# [EXERCISE BRIEF]
Select every line below containing the word "text".

⁂

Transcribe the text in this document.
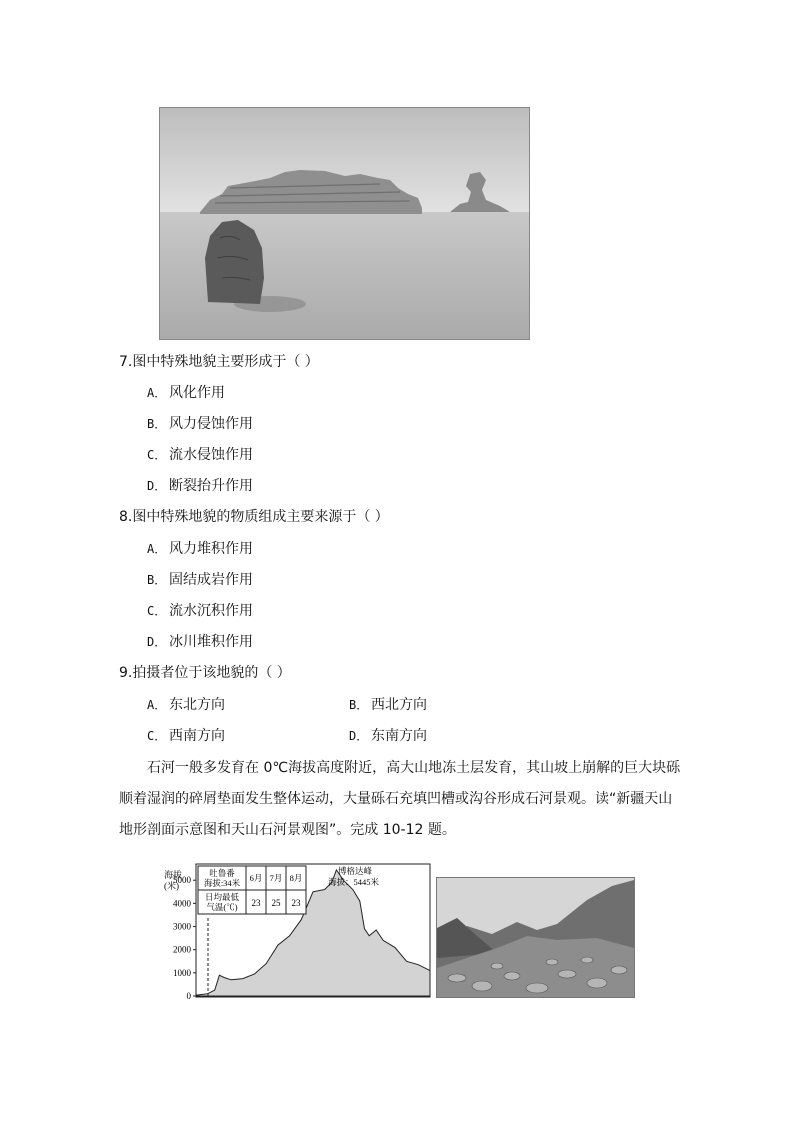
7.图中特殊地貌主要形成于（ ）
A． 风化作用
B． 风力侵蚀作用
C． 流水侵蚀作用
D． 断裂抬升作用
8.图中特殊地貌的物质组成主要来源于（ ）
A． 风力堆积作用
B． 固结成岩作用
C． 流水沉积作用
D． 冰川堆积作用
9.拍摄者位于该地貌的（ ）
A． 东北方向	B． 西北方向
C． 西南方向	D． 东南方向
石河一般多发育在 0℃海拔高度附近，高大山地冻土层发育，其山坡上崩解的巨大块砾
顺着湿润的碎屑垫面发生整体运动，大量砾石充填凹槽或沟谷形成石河景观。读“新疆天山
地形剖面示意图和天山石河景观图”。完成 10-12 题。
海拔
(米)
0
1000
2000
3000
4000
5000
吐鲁番
海拔:34米 6月 7月 8月
日均最低
气温(℃) 23 25 23
博格达峰
海拔：5445米
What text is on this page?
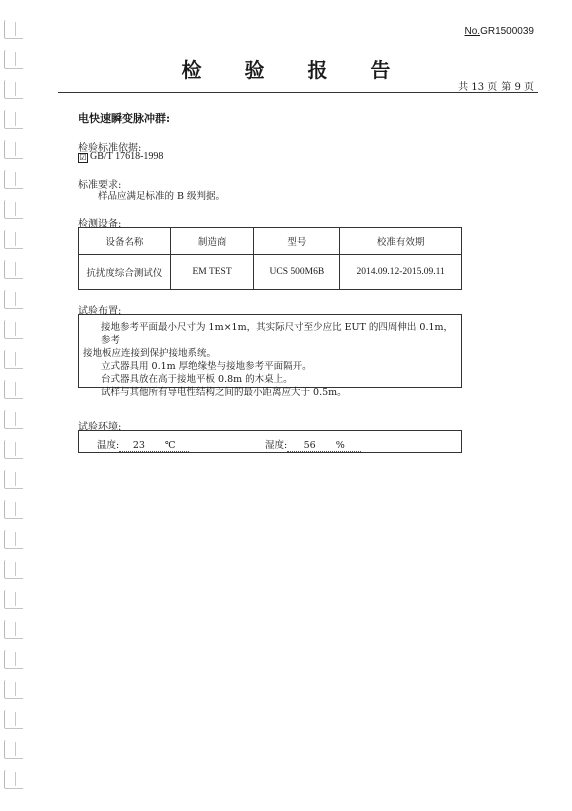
No.GR1500039
检 验 报 告
共 13 页 第 9 页
电快速瞬变脉冲群:
检验标准依据:
☑ GB/T 17618-1998
标准要求:
样品应满足标准的 B 级判据。
检测设备:
设备名称	制造商	型号	校准有效期
抗扰度综合测试仪	EM TEST	UCS 500M6B	2014.09.12-2015.09.11
试验布置:

接地参考平面最小尺寸为 1m×1m，其实际尺寸至少应比 EUT 的四周伸出 0.1m，参考

接地板应连接到保护接地系统。

立式器具用 0.1m 厚绝缘垫与接地参考平面隔开。

台式器具放在高于接地平板 0.8m 的木桌上。

试样与其他所有导电性结构之间的最小距离应大于 0.5m。

试验环境:
温度: 23 ℃	湿度: 56 %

⁂

# [RESULT OF THIS TASK]
Transcribe the text in this document.
What text is on this page?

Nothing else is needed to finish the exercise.